[Collected data]

--------------------------------

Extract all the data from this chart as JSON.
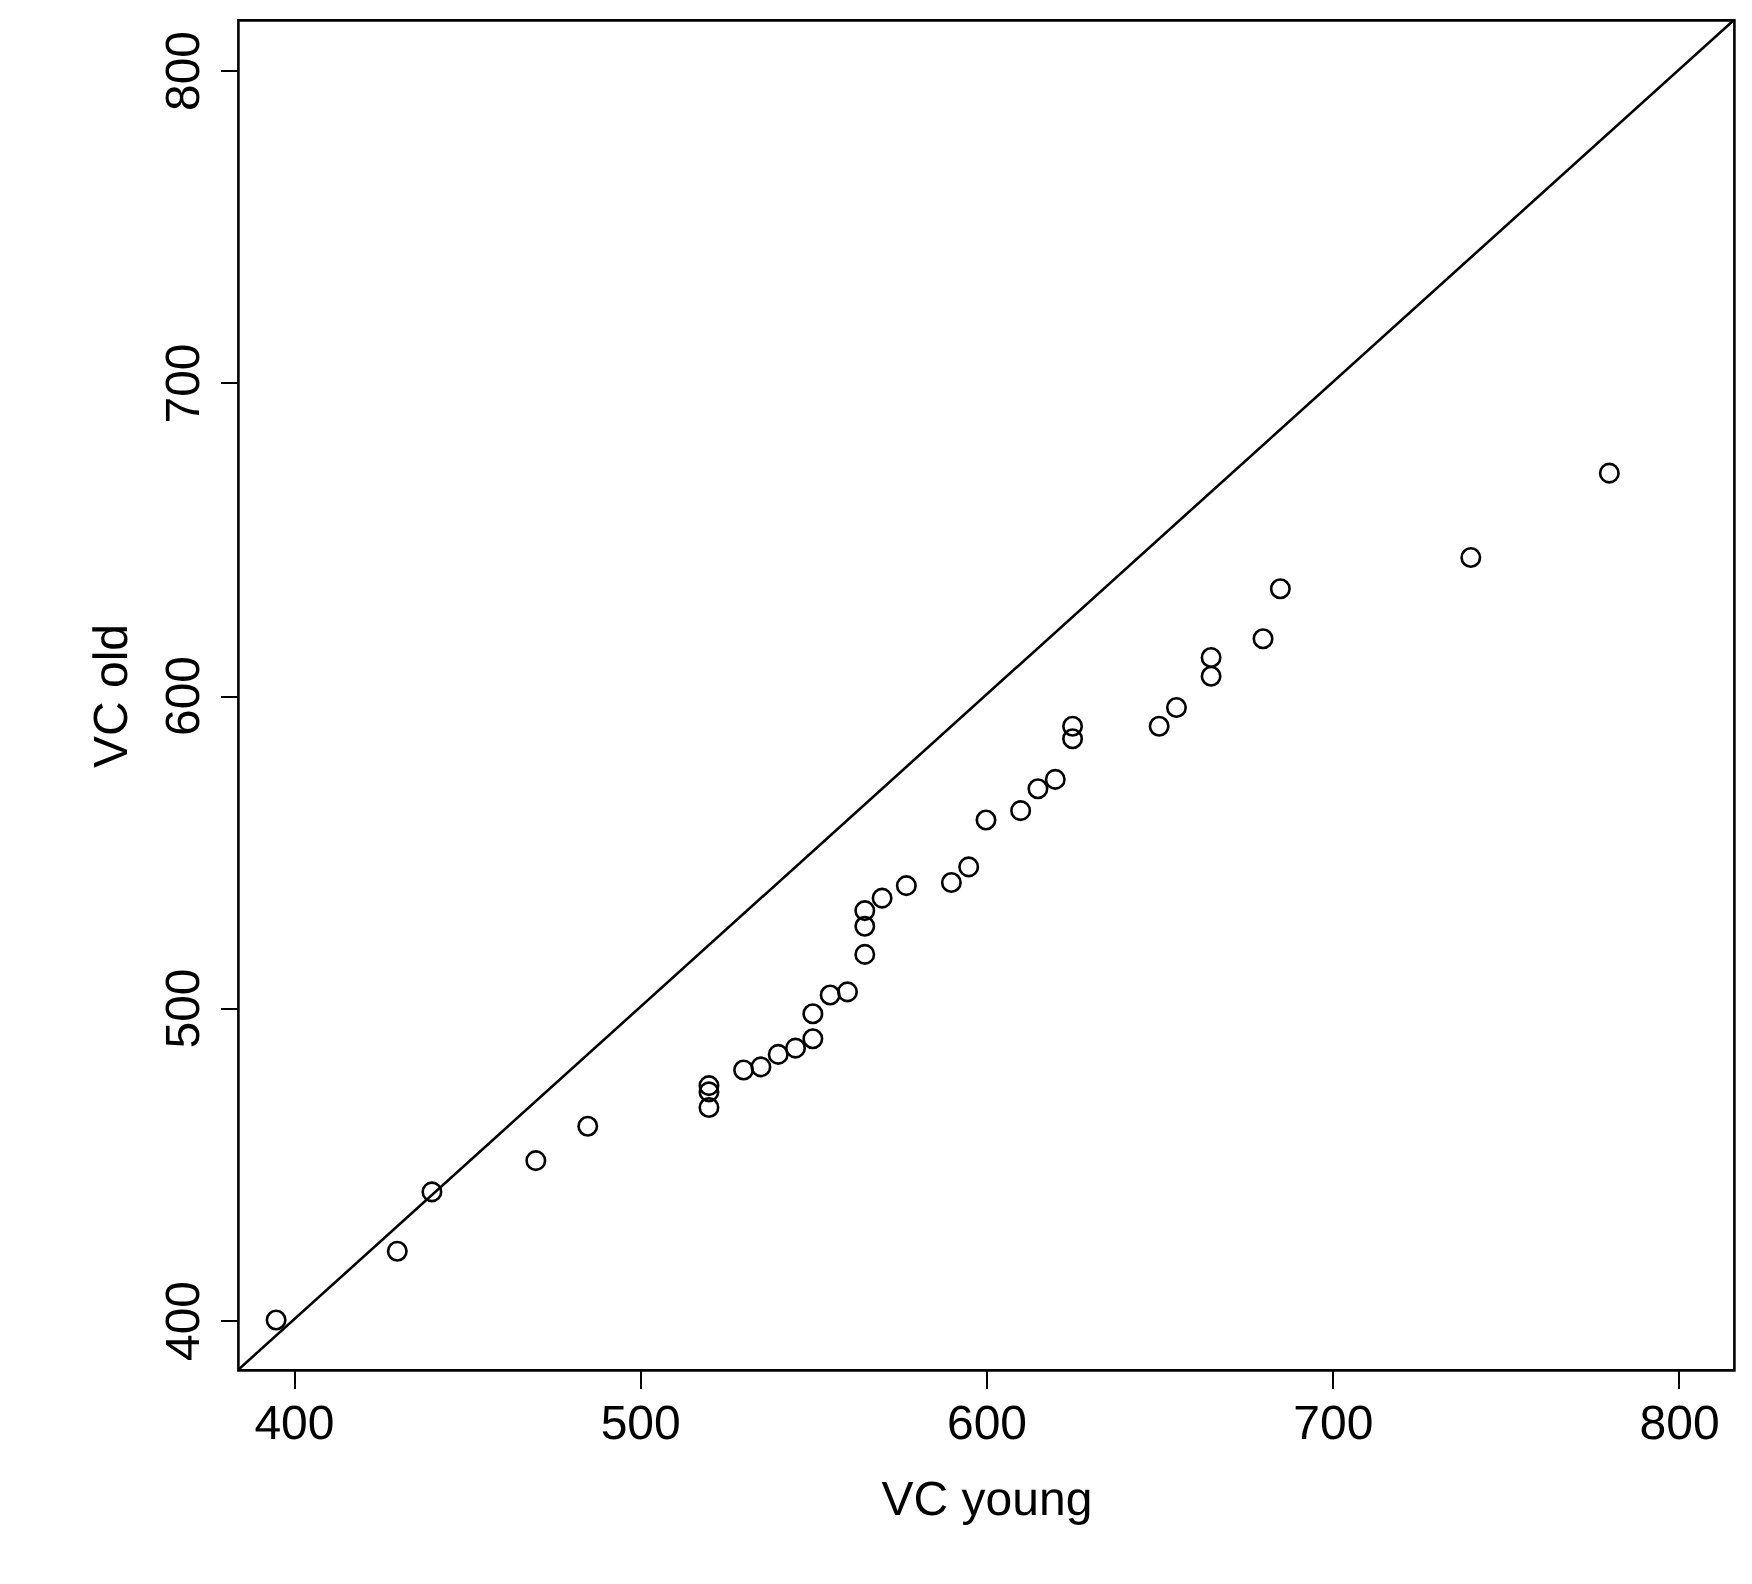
{
  "chart_data": {
    "type": "scatter",
    "xlabel": "VC young",
    "ylabel": "VC old",
    "xlim": [
      384,
      816
    ],
    "ylim": [
      384,
      816
    ],
    "xticks": [
      400,
      500,
      600,
      700,
      800
    ],
    "yticks": [
      400,
      500,
      600,
      700,
      800
    ],
    "grid": false,
    "series": [
      {
        "color": "#000000",
        "marker": "circle",
        "x": [
          395,
          430,
          440,
          470,
          485,
          520,
          520,
          520,
          530,
          535,
          540,
          545,
          550,
          550,
          555,
          560,
          565,
          565,
          565,
          570,
          577,
          590,
          595,
          600,
          610,
          615,
          620,
          625,
          625,
          650,
          655,
          665,
          665,
          680,
          685,
          740,
          780
        ],
        "values": [
          400,
          422,
          441,
          451,
          462,
          475,
          473,
          468,
          480,
          481,
          485,
          487,
          490,
          498,
          504,
          505,
          517,
          526,
          531,
          535,
          539,
          540,
          545,
          560,
          563,
          570,
          573,
          590,
          586,
          590,
          596,
          606,
          612,
          618,
          634,
          644,
          671
        ]
      },
      {
        "type": "line",
        "color": "#000000",
        "x": [
          384,
          816
        ],
        "values": [
          384,
          816
        ]
      }
    ]
  }
}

--------------------------------

WHAT IS REQUIRED: Reproduce the data verbatim. Do not carry any picture into the copy.

RESULT OF THE EXERCISE:
Extract all the data from this chart as JSON.
{
  "chart_data": {
    "type": "scatter",
    "xlabel": "VC young",
    "ylabel": "VC old",
    "xlim": [
      384,
      816
    ],
    "ylim": [
      384,
      816
    ],
    "xticks": [
      400,
      500,
      600,
      700,
      800
    ],
    "yticks": [
      400,
      500,
      600,
      700,
      800
    ],
    "grid": false,
    "series": [
      {
        "color": "#000000",
        "marker": "circle",
        "x": [
          395,
          430,
          440,
          470,
          485,
          520,
          520,
          520,
          530,
          535,
          540,
          545,
          550,
          550,
          555,
          560,
          565,
          565,
          565,
          570,
          577,
          590,
          595,
          600,
          610,
          615,
          620,
          625,
          625,
          650,
          655,
          665,
          665,
          680,
          685,
          740,
          780
        ],
        "values": [
          400,
          422,
          441,
          451,
          462,
          475,
          473,
          468,
          480,
          481,
          485,
          487,
          490,
          498,
          504,
          505,
          517,
          526,
          531,
          535,
          539,
          540,
          545,
          560,
          563,
          570,
          573,
          590,
          586,
          590,
          596,
          606,
          612,
          618,
          634,
          644,
          671
        ]
      },
      {
        "type": "line",
        "color": "#000000",
        "x": [
          384,
          816
        ],
        "values": [
          384,
          816
        ]
      }
    ]
  }
}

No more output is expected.